- [SOURCE DOCUMENT]
· · ·
Waiting To See If They Are ‘The One?’ These Dating Tests Will Prove If Bae Is A Keeper Or A Counterfeit.

We’ve all been there: you meet the special person who sweeps you off your favorite stilettos. The rose-colored glasses are glued on tightly, and the butterflies in your stomach are fluttering and leave you woozy in infatuation and hope.
You can’t wait to dive into the group chat and gush to your girlfriends that you’ve finally met someone worthy of the goodness of you. And then the caveat hits. “I dunno, girl, I hope they are the one. We’ll see.”
While some women resort to the auspices of time sorting their nebulous love life out, the rest of us with little-to-no patience for wasting precious time, scram to our arsenal of weeding out mechanisms, aka relationship tests.
Deploying CIA operative-level strategic tests just to prove whether bae is a keeper or a counterfeit may conjure a hard eye roll, deep sigh, or exhaustion–because who really wants to add one more task to an already booked and busy agenda? No one wants to play mental gymnastics when love should ideally come effortlessly. But the more intentional and prudent you are in the initial stages of dating–the more time, energy, and resources you save in the long run. (Not to mention, save on any potential heartbreak).
· · ·
- [EXCERPTED RECORDS]

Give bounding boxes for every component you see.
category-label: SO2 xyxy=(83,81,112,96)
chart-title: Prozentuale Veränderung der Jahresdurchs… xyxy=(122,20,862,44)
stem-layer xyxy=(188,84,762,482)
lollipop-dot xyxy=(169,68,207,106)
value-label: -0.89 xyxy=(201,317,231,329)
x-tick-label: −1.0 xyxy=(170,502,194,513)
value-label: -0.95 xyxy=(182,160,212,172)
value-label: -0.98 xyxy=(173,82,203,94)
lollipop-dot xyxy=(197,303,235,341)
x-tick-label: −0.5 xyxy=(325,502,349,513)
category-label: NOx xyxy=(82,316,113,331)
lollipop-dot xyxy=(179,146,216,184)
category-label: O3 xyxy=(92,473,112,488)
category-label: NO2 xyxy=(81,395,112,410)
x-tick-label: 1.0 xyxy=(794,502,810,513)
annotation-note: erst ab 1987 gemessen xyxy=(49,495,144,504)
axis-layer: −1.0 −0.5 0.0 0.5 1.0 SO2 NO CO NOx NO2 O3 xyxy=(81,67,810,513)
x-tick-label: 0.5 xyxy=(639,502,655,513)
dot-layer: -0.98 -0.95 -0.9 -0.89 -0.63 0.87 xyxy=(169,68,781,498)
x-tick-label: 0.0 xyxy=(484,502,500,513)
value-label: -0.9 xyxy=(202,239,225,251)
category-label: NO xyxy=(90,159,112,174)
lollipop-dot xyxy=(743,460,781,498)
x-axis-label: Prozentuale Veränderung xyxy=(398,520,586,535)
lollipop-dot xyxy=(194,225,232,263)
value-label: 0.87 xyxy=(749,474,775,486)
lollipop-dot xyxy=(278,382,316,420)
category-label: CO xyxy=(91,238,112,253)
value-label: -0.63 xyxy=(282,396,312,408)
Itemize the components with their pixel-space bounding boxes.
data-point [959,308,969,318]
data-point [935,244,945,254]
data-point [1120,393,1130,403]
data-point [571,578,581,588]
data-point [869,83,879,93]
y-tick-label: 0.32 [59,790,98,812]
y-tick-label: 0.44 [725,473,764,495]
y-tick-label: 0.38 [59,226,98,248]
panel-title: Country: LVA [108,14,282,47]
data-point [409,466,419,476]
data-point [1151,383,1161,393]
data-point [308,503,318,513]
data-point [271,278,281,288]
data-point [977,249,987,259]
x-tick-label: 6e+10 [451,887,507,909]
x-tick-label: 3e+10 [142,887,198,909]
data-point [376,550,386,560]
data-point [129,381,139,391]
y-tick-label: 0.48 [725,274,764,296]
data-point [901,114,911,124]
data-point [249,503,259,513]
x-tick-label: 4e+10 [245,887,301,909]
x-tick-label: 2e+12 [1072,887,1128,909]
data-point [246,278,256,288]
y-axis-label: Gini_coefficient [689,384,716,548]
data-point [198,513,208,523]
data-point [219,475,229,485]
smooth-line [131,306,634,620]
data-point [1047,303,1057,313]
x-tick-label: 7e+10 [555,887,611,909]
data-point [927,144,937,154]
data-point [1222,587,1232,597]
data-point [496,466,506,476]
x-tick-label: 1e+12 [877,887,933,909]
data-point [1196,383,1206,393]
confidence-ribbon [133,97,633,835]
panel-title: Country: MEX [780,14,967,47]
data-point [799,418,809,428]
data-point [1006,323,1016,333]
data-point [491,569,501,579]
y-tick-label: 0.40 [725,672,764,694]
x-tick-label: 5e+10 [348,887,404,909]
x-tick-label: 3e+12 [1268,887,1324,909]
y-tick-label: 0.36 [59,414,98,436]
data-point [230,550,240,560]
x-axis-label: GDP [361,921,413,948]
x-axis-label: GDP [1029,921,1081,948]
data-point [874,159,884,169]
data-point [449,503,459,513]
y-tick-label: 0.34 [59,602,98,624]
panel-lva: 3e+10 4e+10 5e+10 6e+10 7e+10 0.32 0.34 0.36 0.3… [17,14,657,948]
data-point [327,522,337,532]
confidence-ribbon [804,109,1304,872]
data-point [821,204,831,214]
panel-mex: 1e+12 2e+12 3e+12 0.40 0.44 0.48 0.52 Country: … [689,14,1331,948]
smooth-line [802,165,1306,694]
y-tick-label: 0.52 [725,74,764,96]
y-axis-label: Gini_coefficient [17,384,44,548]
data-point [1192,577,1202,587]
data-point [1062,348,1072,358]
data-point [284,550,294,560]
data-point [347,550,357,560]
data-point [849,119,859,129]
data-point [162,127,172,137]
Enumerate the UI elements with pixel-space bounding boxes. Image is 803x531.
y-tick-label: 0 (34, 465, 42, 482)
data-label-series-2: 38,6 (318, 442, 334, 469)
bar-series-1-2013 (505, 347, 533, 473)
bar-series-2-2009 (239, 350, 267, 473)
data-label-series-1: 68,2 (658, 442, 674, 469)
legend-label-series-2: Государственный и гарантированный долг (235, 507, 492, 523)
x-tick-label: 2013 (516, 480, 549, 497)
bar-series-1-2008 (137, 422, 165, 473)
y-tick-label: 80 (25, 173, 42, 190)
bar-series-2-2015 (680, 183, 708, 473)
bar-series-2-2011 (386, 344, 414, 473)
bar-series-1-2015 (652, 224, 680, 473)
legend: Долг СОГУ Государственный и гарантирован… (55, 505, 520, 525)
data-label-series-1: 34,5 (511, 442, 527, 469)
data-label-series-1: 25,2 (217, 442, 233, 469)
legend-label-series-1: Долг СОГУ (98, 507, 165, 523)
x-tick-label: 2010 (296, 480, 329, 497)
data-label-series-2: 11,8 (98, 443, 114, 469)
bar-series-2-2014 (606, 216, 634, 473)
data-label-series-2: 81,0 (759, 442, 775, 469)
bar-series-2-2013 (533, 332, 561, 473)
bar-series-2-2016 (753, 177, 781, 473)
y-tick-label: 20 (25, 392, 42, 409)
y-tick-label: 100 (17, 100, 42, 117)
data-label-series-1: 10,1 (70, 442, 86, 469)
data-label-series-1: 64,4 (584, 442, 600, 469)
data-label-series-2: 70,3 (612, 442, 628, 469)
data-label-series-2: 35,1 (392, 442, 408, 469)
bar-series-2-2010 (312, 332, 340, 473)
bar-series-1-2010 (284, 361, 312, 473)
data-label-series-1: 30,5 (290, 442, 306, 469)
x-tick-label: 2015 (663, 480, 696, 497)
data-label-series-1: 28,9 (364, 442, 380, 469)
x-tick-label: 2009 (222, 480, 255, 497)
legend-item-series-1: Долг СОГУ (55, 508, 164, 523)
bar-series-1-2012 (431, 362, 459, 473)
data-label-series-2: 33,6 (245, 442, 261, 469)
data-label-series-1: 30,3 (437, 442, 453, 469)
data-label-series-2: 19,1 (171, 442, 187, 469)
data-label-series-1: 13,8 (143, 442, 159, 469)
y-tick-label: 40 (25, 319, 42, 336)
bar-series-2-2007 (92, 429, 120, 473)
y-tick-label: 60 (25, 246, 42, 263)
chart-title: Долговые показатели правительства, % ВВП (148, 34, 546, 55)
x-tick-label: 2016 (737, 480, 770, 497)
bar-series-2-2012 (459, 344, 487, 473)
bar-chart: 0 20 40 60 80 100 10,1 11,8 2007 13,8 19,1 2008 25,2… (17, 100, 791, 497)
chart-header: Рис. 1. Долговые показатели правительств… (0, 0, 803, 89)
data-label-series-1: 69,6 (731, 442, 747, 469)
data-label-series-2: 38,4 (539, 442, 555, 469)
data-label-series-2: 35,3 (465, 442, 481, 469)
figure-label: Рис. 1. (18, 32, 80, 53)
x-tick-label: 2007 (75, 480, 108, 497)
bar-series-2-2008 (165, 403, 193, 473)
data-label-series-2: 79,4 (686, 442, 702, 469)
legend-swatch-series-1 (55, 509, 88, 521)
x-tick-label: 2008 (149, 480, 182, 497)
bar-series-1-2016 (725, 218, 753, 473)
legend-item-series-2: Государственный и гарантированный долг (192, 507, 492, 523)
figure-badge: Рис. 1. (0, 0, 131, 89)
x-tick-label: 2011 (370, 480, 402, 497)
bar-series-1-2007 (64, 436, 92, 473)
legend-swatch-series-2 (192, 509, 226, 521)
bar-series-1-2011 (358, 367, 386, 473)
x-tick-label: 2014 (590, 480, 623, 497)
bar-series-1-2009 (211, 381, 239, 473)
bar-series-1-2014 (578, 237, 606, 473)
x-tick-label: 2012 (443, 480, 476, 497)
· · ·
- [EXERCISE A]
Repeat the passage of the dating article that begins with "While some women" and ends with "any potential heartbreak).", swapping "relationship tests" for "compatibility checks".
- [EXERCISE B]
According to the dating article, what do you save by being more intentional and prudent in the initial stages of dating?

- [OUTPUT A]
While some women resort to the auspices of time sorting their nebulous love life out, the rest of us with little-to-no patience for wasting precious time, scram to our arsenal of weeding out mechanisms, aka compatibility checks.
Deploying CIA operative-level strategic tests just to prove whether bae is a keeper or a counterfeit may conjure a hard eye roll, deep sigh, or exhaustion–because who really wants to add one more task to an already booked and busy agenda? No one wants to play mental gymnastics when love should ideally come effortlessly. But the more intentional and prudent you are in the initial stages of dating–the more time, energy, and resources you save in the long run. (Not to mention, save on any potential heartbreak).

- [OUTPUT B]
More time, energy, and resources in the long run, and any potential heartbreak.